(RECORDED INFORMATION)
------------------------------------
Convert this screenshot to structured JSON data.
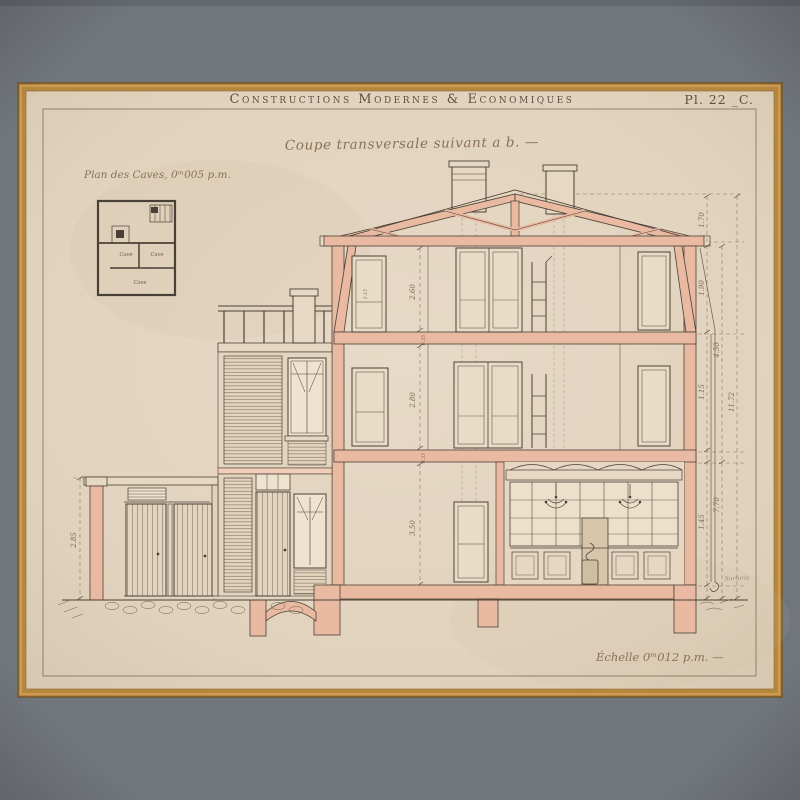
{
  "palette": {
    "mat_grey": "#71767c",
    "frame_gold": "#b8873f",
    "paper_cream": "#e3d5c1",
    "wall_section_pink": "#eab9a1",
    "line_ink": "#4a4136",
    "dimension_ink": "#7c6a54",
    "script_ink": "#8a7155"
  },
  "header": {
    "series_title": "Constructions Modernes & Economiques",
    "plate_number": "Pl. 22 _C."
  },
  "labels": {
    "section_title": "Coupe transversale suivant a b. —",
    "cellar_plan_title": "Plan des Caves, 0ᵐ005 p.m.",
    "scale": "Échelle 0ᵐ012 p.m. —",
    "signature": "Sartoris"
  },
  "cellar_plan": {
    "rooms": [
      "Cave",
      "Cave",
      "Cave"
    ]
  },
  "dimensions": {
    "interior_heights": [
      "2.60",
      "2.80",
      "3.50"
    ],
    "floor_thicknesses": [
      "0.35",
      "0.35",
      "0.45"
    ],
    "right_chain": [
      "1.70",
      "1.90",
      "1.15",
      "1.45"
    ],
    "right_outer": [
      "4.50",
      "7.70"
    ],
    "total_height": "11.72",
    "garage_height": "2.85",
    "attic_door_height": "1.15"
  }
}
------------------------------------
Quote the material exactly. Pictures stay out.

(WORKED ANSWER)
Convert this screenshot to structured JSON data.
{
  "palette": {
    "mat_grey": "#71767c",
    "frame_gold": "#b8873f",
    "paper_cream": "#e3d5c1",
    "wall_section_pink": "#eab9a1",
    "line_ink": "#4a4136",
    "dimension_ink": "#7c6a54",
    "script_ink": "#8a7155"
  },
  "header": {
    "series_title": "Constructions Modernes & Economiques",
    "plate_number": "Pl. 22 _C."
  },
  "labels": {
    "section_title": "Coupe transversale suivant a b. —",
    "cellar_plan_title": "Plan des Caves, 0ᵐ005 p.m.",
    "scale": "Échelle 0ᵐ012 p.m. —",
    "signature": "Sartoris"
  },
  "cellar_plan": {
    "rooms": [
      "Cave",
      "Cave",
      "Cave"
    ]
  },
  "dimensions": {
    "interior_heights": [
      "2.60",
      "2.80",
      "3.50"
    ],
    "floor_thicknesses": [
      "0.35",
      "0.35",
      "0.45"
    ],
    "right_chain": [
      "1.70",
      "1.90",
      "1.15",
      "1.45"
    ],
    "right_outer": [
      "4.50",
      "7.70"
    ],
    "total_height": "11.72",
    "garage_height": "2.85",
    "attic_door_height": "1.15"
  }
}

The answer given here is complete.